═══ ITEMS ═══

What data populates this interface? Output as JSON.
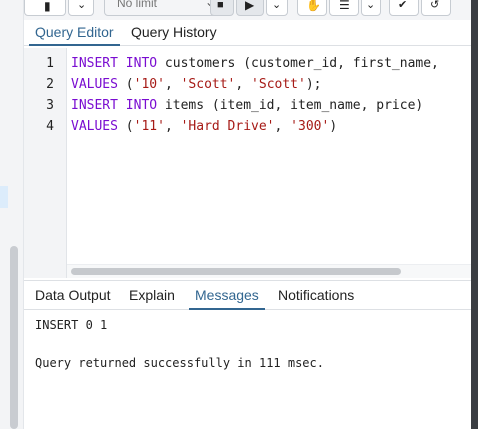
{
  "toolbar": {
    "limit_select": {
      "value": "No limit"
    },
    "icons": [
      "save-icon",
      "chevron-down-icon",
      "stop-icon",
      "play-icon",
      "chevron-down-icon",
      "hand-icon",
      "list-icon",
      "chevron-down-icon",
      "commit-icon",
      "rollback-icon"
    ]
  },
  "editor_tabs": [
    {
      "label": "Query Editor",
      "active": true
    },
    {
      "label": "Query History",
      "active": false
    }
  ],
  "editor": {
    "lines": [
      {
        "number": "1",
        "tokens": [
          {
            "t": "kw",
            "v": "INSERT"
          },
          {
            "t": "p",
            "v": " "
          },
          {
            "t": "kw",
            "v": "INTO"
          },
          {
            "t": "p",
            "v": " customers (customer_id, first_name,"
          }
        ]
      },
      {
        "number": "2",
        "tokens": [
          {
            "t": "kw",
            "v": "VALUES"
          },
          {
            "t": "p",
            "v": " ("
          },
          {
            "t": "str",
            "v": "'10'"
          },
          {
            "t": "p",
            "v": ", "
          },
          {
            "t": "str",
            "v": "'Scott'"
          },
          {
            "t": "p",
            "v": ", "
          },
          {
            "t": "str",
            "v": "'Scott'"
          },
          {
            "t": "p",
            "v": ");"
          }
        ]
      },
      {
        "number": "3",
        "tokens": [
          {
            "t": "kw",
            "v": "INSERT"
          },
          {
            "t": "p",
            "v": " "
          },
          {
            "t": "kw",
            "v": "INTO"
          },
          {
            "t": "p",
            "v": " items (item_id, item_name, price)"
          }
        ]
      },
      {
        "number": "4",
        "tokens": [
          {
            "t": "kw",
            "v": "VALUES"
          },
          {
            "t": "p",
            "v": " ("
          },
          {
            "t": "str",
            "v": "'11'"
          },
          {
            "t": "p",
            "v": ", "
          },
          {
            "t": "str",
            "v": "'Hard Drive'"
          },
          {
            "t": "p",
            "v": ", "
          },
          {
            "t": "str",
            "v": "'300'"
          },
          {
            "t": "p",
            "v": ")"
          }
        ]
      }
    ],
    "colors": {
      "keyword": "#7a0dd1",
      "string": "#a61a16",
      "text": "#222222"
    }
  },
  "results_tabs": [
    {
      "label": "Data Output",
      "active": false
    },
    {
      "label": "Explain",
      "active": false
    },
    {
      "label": "Messages",
      "active": true
    },
    {
      "label": "Notifications",
      "active": false
    }
  ],
  "messages": {
    "line1": "INSERT 0 1",
    "line2": "Query returned successfully in 111 msec."
  },
  "accent_color": "#326690"
}
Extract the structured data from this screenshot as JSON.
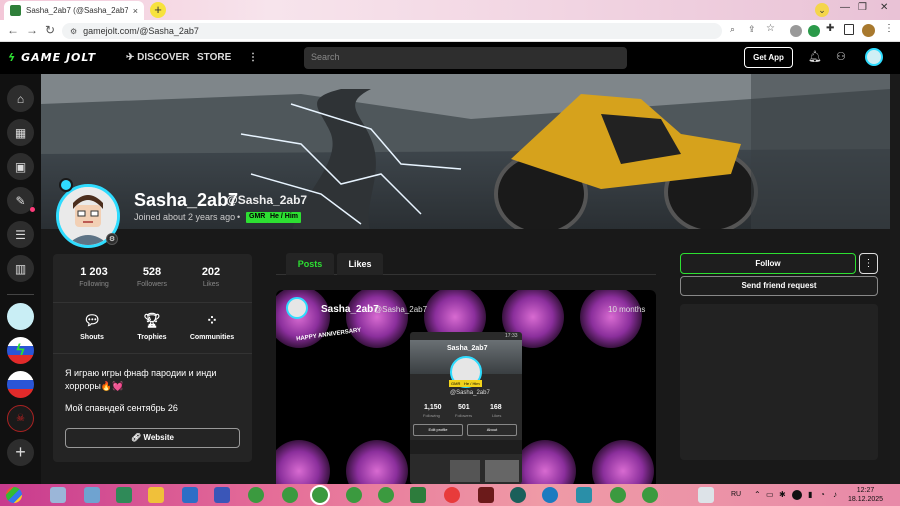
{
  "browser": {
    "tab_title": "Sasha_2ab7 (@Sasha_2ab7) - Ga",
    "tab_close": "×",
    "new_tab": "+",
    "url": "gamejolt.com/@Sasha_2ab7"
  },
  "header": {
    "logo": "GAME JOLT",
    "discover": "DISCOVER",
    "store": "STORE",
    "search_placeholder": "Search",
    "get_app": "Get App"
  },
  "profile": {
    "name": "Sasha_2ab7",
    "handle": "@Sasha_2ab7",
    "joined": "Joined about 2 years ago",
    "tags": [
      "GMR",
      "He / Him"
    ]
  },
  "stats": [
    {
      "value": "1 203",
      "label": "Following"
    },
    {
      "value": "528",
      "label": "Followers"
    },
    {
      "value": "202",
      "label": "Likes"
    }
  ],
  "quick_actions": [
    {
      "label": "Shouts",
      "icon": "shouts-icon"
    },
    {
      "label": "Trophies",
      "icon": "trophy-icon"
    },
    {
      "label": "Communities",
      "icon": "communities-icon"
    }
  ],
  "bio": {
    "line1": "Я играю игры фнаф пародии и инди хорроры🔥💓",
    "line2": "Мой спавндей сентябрь 26",
    "website": "Website"
  },
  "tabs": {
    "posts": "Posts",
    "likes": "Likes"
  },
  "post": {
    "author": "Sasha_2ab7",
    "handle": "@Sasha_2ab7",
    "time": "10 months",
    "image_text": {
      "status_time": "17:33",
      "name": "Sasha_2ab7",
      "tags": [
        "GMR",
        "He / Him"
      ],
      "handle": "@Sasha_2ab7",
      "following": "1,150",
      "following_label": "Following",
      "followers": "501",
      "followers_label": "Followers",
      "likes": "168",
      "likes_label": "Likes",
      "edit": "Edit profile",
      "about": "About",
      "banner": "HAPPY ANNIVERSARY"
    }
  },
  "actions": {
    "follow": "Follow",
    "more": "⋮",
    "friend": "Send friend request"
  },
  "taskbar": {
    "lang": "RU",
    "time": "12:27",
    "date": "18.12.2025"
  },
  "colors": {
    "accent": "#2ddf32",
    "avatar_ring": "#2fdcff",
    "background": "#191919"
  }
}
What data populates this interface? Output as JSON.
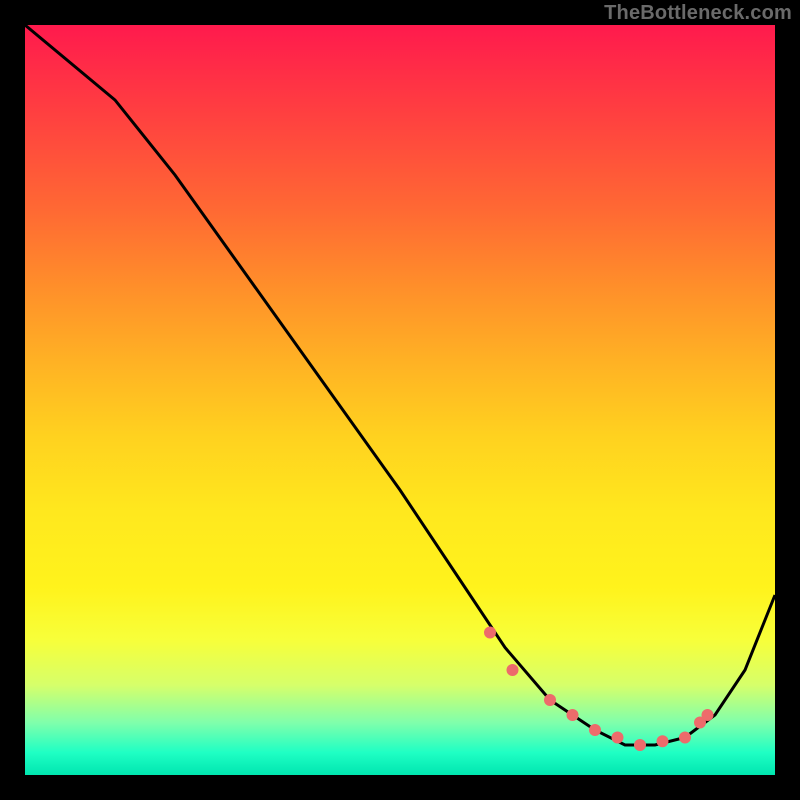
{
  "watermark": "TheBottleneck.com",
  "chart_data": {
    "type": "line",
    "title": "",
    "xlabel": "",
    "ylabel": "",
    "xlim": [
      0,
      100
    ],
    "ylim": [
      0,
      100
    ],
    "grid": false,
    "legend": false,
    "series": [
      {
        "name": "bottleneck-curve",
        "color": "#000000",
        "x": [
          0,
          6,
          12,
          20,
          30,
          40,
          50,
          58,
          64,
          70,
          76,
          80,
          84,
          88,
          92,
          96,
          100
        ],
        "values": [
          100,
          95,
          90,
          80,
          66,
          52,
          38,
          26,
          17,
          10,
          6,
          4,
          4,
          5,
          8,
          14,
          24
        ]
      }
    ],
    "markers": {
      "name": "highlight-dots",
      "color": "#ed6b6b",
      "radius": 6,
      "points": [
        {
          "x": 62,
          "y": 19
        },
        {
          "x": 65,
          "y": 14
        },
        {
          "x": 70,
          "y": 10
        },
        {
          "x": 73,
          "y": 8
        },
        {
          "x": 76,
          "y": 6
        },
        {
          "x": 79,
          "y": 5
        },
        {
          "x": 82,
          "y": 4
        },
        {
          "x": 85,
          "y": 4.5
        },
        {
          "x": 88,
          "y": 5
        },
        {
          "x": 90,
          "y": 7
        },
        {
          "x": 91,
          "y": 8
        }
      ]
    }
  }
}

═══

■ EXERCISE:
Quote each record exactly as it stands, minus the pictures.

■ CORRECT ANSWER:
What data populates this interface? Output as JSON.
{
  "toolbar": {
    "limit_select": {
      "value": "No limit"
    },
    "icons": [
      "save-icon",
      "chevron-down-icon",
      "stop-icon",
      "play-icon",
      "chevron-down-icon",
      "hand-icon",
      "list-icon",
      "chevron-down-icon",
      "commit-icon",
      "rollback-icon"
    ]
  },
  "editor_tabs": [
    {
      "label": "Query Editor",
      "active": true
    },
    {
      "label": "Query History",
      "active": false
    }
  ],
  "editor": {
    "lines": [
      {
        "number": "1",
        "tokens": [
          {
            "t": "kw",
            "v": "INSERT"
          },
          {
            "t": "p",
            "v": " "
          },
          {
            "t": "kw",
            "v": "INTO"
          },
          {
            "t": "p",
            "v": " customers (customer_id, first_name,"
          }
        ]
      },
      {
        "number": "2",
        "tokens": [
          {
            "t": "kw",
            "v": "VALUES"
          },
          {
            "t": "p",
            "v": " ("
          },
          {
            "t": "str",
            "v": "'10'"
          },
          {
            "t": "p",
            "v": ", "
          },
          {
            "t": "str",
            "v": "'Scott'"
          },
          {
            "t": "p",
            "v": ", "
          },
          {
            "t": "str",
            "v": "'Scott'"
          },
          {
            "t": "p",
            "v": ");"
          }
        ]
      },
      {
        "number": "3",
        "tokens": [
          {
            "t": "kw",
            "v": "INSERT"
          },
          {
            "t": "p",
            "v": " "
          },
          {
            "t": "kw",
            "v": "INTO"
          },
          {
            "t": "p",
            "v": " items (item_id, item_name, price)"
          }
        ]
      },
      {
        "number": "4",
        "tokens": [
          {
            "t": "kw",
            "v": "VALUES"
          },
          {
            "t": "p",
            "v": " ("
          },
          {
            "t": "str",
            "v": "'11'"
          },
          {
            "t": "p",
            "v": ", "
          },
          {
            "t": "str",
            "v": "'Hard Drive'"
          },
          {
            "t": "p",
            "v": ", "
          },
          {
            "t": "str",
            "v": "'300'"
          },
          {
            "t": "p",
            "v": ")"
          }
        ]
      }
    ],
    "colors": {
      "keyword": "#7a0dd1",
      "string": "#a61a16",
      "text": "#222222"
    }
  },
  "results_tabs": [
    {
      "label": "Data Output",
      "active": false
    },
    {
      "label": "Explain",
      "active": false
    },
    {
      "label": "Messages",
      "active": true
    },
    {
      "label": "Notifications",
      "active": false
    }
  ],
  "messages": {
    "line1": "INSERT 0 1",
    "line2": "Query returned successfully in 111 msec."
  },
  "accent_color": "#326690"
}
Extract the structured data from this screenshot as JSON.
{
  "browser": {
    "tab_title": "Sasha_2ab7 (@Sasha_2ab7) - Ga",
    "tab_close": "×",
    "new_tab": "+",
    "url": "gamejolt.com/@Sasha_2ab7"
  },
  "header": {
    "logo": "GAME JOLT",
    "discover": "DISCOVER",
    "store": "STORE",
    "search_placeholder": "Search",
    "get_app": "Get App"
  },
  "profile": {
    "name": "Sasha_2ab7",
    "handle": "@Sasha_2ab7",
    "joined": "Joined about 2 years ago",
    "tags": [
      "GMR",
      "He / Him"
    ]
  },
  "stats": [
    {
      "value": "1 203",
      "label": "Following"
    },
    {
      "value": "528",
      "label": "Followers"
    },
    {
      "value": "202",
      "label": "Likes"
    }
  ],
  "quick_actions": [
    {
      "label": "Shouts",
      "icon": "shouts-icon"
    },
    {
      "label": "Trophies",
      "icon": "trophy-icon"
    },
    {
      "label": "Communities",
      "icon": "communities-icon"
    }
  ],
  "bio": {
    "line1": "Я играю игры фнаф пародии и инди хорроры🔥💓",
    "line2": "Мой спавндей сентябрь 26",
    "website": "Website"
  },
  "tabs": {
    "posts": "Posts",
    "likes": "Likes"
  },
  "post": {
    "author": "Sasha_2ab7",
    "handle": "@Sasha_2ab7",
    "time": "10 months",
    "image_text": {
      "status_time": "17:33",
      "name": "Sasha_2ab7",
      "tags": [
        "GMR",
        "He / Him"
      ],
      "handle": "@Sasha_2ab7",
      "following": "1,150",
      "following_label": "Following",
      "followers": "501",
      "followers_label": "Followers",
      "likes": "168",
      "likes_label": "Likes",
      "edit": "Edit profile",
      "about": "About",
      "banner": "HAPPY ANNIVERSARY"
    }
  },
  "actions": {
    "follow": "Follow",
    "more": "⋮",
    "friend": "Send friend request"
  },
  "taskbar": {
    "lang": "RU",
    "time": "12:27",
    "date": "18.12.2025"
  },
  "colors": {
    "accent": "#2ddf32",
    "avatar_ring": "#2fdcff",
    "background": "#191919"
  }
}
What data populates this interface? Output as JSON.
{
  "watermark": "TheBottleneck.com",
  "chart_data": {
    "type": "line",
    "title": "",
    "xlabel": "",
    "ylabel": "",
    "xlim": [
      0,
      100
    ],
    "ylim": [
      0,
      100
    ],
    "grid": false,
    "legend": false,
    "series": [
      {
        "name": "bottleneck-curve",
        "color": "#000000",
        "x": [
          0,
          6,
          12,
          20,
          30,
          40,
          50,
          58,
          64,
          70,
          76,
          80,
          84,
          88,
          92,
          96,
          100
        ],
        "values": [
          100,
          95,
          90,
          80,
          66,
          52,
          38,
          26,
          17,
          10,
          6,
          4,
          4,
          5,
          8,
          14,
          24
        ]
      }
    ],
    "markers": {
      "name": "highlight-dots",
      "color": "#ed6b6b",
      "radius": 6,
      "points": [
        {
          "x": 62,
          "y": 19
        },
        {
          "x": 65,
          "y": 14
        },
        {
          "x": 70,
          "y": 10
        },
        {
          "x": 73,
          "y": 8
        },
        {
          "x": 76,
          "y": 6
        },
        {
          "x": 79,
          "y": 5
        },
        {
          "x": 82,
          "y": 4
        },
        {
          "x": 85,
          "y": 4.5
        },
        {
          "x": 88,
          "y": 5
        },
        {
          "x": 90,
          "y": 7
        },
        {
          "x": 91,
          "y": 8
        }
      ]
    }
  }
}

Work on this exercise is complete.